**Listed records:**

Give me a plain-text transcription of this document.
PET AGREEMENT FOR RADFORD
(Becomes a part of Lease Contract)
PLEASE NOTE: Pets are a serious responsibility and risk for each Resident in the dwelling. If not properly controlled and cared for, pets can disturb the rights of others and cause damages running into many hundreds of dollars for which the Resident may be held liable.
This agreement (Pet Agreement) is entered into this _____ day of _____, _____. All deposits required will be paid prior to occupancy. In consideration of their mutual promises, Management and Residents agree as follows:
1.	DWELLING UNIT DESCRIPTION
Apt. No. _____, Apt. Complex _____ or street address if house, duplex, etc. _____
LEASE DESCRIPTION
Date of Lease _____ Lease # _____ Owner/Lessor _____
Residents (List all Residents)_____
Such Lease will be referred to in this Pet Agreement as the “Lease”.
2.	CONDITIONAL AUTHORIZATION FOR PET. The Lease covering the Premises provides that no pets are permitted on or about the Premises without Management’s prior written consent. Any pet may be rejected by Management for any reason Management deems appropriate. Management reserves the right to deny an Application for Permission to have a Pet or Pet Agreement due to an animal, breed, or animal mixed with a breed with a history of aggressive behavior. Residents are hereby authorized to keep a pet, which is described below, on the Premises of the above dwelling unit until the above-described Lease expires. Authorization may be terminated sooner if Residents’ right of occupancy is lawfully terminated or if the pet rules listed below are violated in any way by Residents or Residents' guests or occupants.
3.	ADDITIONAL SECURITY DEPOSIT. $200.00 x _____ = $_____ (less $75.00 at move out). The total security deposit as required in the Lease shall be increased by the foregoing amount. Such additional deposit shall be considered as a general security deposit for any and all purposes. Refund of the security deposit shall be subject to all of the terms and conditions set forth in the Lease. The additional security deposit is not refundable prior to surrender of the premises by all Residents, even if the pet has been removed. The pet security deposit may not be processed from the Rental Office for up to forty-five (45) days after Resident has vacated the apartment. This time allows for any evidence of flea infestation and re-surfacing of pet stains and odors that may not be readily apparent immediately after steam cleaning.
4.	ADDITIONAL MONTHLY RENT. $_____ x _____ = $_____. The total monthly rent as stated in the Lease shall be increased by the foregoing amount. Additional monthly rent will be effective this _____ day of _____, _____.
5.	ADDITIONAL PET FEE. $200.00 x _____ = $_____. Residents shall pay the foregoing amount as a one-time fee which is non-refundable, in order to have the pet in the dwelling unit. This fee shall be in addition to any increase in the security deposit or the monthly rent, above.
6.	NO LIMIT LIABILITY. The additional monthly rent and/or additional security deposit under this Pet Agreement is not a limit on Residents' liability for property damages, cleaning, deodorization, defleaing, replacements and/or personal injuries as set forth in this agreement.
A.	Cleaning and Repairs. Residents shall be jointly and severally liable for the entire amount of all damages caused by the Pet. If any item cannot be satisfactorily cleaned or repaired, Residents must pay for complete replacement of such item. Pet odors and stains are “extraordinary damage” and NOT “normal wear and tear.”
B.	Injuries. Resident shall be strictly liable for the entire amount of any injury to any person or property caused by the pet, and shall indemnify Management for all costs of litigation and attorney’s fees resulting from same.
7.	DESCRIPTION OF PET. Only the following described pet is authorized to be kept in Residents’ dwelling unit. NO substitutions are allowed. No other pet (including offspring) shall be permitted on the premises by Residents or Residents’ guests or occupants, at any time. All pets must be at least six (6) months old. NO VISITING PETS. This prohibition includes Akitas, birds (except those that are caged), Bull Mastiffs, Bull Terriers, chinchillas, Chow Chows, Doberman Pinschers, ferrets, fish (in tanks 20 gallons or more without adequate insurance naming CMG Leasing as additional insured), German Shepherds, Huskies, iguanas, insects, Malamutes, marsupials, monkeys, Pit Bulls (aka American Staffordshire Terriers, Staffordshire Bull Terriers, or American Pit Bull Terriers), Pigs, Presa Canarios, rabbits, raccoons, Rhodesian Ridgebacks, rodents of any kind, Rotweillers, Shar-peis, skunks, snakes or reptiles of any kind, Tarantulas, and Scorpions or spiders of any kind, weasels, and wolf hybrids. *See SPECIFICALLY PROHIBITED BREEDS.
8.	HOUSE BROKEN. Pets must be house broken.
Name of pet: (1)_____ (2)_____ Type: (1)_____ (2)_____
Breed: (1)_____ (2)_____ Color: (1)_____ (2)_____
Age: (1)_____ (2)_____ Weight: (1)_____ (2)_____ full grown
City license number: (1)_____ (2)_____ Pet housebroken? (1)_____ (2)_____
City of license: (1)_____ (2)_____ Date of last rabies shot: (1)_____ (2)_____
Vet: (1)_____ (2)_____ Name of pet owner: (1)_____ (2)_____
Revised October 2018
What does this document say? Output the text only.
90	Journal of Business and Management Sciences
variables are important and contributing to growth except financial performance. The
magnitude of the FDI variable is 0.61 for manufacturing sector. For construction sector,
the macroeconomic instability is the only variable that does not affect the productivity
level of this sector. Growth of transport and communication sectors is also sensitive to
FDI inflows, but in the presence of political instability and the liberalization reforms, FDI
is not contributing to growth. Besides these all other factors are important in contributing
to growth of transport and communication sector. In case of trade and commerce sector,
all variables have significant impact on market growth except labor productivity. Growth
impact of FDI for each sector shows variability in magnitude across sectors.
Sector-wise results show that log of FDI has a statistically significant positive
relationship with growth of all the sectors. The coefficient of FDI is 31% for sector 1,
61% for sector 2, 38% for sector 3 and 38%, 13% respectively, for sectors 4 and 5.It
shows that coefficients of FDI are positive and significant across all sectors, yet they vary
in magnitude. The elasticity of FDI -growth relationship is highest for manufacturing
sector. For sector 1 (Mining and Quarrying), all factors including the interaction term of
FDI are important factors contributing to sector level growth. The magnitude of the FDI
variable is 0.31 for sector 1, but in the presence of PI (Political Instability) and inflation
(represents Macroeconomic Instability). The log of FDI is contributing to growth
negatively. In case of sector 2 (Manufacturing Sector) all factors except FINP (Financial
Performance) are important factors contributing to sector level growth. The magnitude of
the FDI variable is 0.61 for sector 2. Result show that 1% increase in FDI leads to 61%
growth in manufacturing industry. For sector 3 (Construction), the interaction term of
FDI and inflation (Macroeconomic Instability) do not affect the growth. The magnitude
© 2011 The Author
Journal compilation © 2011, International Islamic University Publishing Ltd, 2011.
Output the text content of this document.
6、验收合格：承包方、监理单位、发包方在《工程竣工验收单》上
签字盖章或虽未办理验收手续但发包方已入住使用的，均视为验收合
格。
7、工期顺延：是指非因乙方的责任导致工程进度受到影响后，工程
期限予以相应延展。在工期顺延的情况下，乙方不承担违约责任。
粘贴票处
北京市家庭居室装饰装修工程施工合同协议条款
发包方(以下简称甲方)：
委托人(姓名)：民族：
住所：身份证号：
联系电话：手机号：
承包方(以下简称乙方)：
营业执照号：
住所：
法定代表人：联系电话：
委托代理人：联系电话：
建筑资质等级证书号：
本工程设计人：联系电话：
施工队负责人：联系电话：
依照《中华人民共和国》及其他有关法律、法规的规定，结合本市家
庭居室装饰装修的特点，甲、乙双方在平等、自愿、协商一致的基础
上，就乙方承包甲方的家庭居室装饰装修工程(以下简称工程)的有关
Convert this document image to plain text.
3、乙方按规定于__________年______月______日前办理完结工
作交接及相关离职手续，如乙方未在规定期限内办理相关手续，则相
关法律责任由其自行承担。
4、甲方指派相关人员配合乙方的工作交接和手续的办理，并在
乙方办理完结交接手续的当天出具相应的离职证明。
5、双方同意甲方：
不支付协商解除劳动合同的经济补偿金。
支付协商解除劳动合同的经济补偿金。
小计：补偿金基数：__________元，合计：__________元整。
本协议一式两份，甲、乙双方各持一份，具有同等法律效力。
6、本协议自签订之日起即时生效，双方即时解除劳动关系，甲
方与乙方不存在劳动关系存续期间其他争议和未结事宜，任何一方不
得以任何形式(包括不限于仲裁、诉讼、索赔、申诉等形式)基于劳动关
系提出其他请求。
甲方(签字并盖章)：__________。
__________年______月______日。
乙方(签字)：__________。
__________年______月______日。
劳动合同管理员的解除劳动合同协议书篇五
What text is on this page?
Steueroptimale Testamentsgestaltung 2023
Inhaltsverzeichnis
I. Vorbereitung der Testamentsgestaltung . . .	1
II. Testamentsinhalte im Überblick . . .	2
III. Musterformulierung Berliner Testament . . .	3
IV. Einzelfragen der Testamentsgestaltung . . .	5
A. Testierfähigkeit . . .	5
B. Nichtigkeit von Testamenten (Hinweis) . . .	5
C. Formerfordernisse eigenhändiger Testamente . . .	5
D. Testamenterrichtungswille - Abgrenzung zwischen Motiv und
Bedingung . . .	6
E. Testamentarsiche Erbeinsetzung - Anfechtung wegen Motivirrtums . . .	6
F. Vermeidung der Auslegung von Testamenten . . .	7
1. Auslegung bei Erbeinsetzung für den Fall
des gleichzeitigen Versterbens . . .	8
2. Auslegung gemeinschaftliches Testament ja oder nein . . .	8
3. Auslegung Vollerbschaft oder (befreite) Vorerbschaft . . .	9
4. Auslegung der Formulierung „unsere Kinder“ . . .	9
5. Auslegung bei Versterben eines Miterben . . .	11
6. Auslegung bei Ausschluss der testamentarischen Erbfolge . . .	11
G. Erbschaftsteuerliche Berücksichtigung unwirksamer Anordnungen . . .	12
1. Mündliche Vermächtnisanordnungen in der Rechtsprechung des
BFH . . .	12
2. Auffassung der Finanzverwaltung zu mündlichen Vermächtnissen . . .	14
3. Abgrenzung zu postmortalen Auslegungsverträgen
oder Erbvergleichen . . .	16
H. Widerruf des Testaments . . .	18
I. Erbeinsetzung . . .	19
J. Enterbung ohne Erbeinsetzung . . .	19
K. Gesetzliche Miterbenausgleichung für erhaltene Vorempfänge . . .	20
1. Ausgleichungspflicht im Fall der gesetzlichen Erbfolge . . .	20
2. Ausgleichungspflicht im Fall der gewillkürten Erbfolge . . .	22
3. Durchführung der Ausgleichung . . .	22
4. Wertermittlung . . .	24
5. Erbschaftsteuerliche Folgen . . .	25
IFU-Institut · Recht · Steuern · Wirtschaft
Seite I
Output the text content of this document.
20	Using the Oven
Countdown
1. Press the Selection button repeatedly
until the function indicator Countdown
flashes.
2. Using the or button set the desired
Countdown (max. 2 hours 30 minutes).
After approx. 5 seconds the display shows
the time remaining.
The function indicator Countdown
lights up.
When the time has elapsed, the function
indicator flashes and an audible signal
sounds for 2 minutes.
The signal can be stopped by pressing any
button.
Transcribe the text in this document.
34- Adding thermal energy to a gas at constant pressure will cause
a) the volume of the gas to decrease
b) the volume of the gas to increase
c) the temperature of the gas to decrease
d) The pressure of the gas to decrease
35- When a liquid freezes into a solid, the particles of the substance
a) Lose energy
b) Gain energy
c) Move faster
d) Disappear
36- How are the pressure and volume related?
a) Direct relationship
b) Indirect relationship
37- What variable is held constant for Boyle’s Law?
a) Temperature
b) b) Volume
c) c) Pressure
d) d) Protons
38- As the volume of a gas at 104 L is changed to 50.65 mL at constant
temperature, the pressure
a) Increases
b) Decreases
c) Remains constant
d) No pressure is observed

**Exercise objective:** In the entries above, find the line containing "Transcribe the text in this document.". Set down that line and every line after it through the last one, exactly and alone.

**The result:**
Transcribe the text in this document.
34- Adding thermal energy to a gas at constant pressure will cause
a) the volume of the gas to decrease
b) the volume of the gas to increase
c) the temperature of the gas to decrease
d) The pressure of the gas to decrease
35- When a liquid freezes into a solid, the particles of the substance
a) Lose energy
b) Gain energy
c) Move faster
d) Disappear
36- How are the pressure and volume related?
a) Direct relationship
b) Indirect relationship
37- What variable is held constant for Boyle’s Law?
a) Temperature
b) b) Volume
c) c) Pressure
d) d) Protons
38- As the volume of a gas at 104 L is changed to 50.65 mL at constant
temperature, the pressure
a) Increases
b) Decreases
c) Remains constant
d) No pressure is observed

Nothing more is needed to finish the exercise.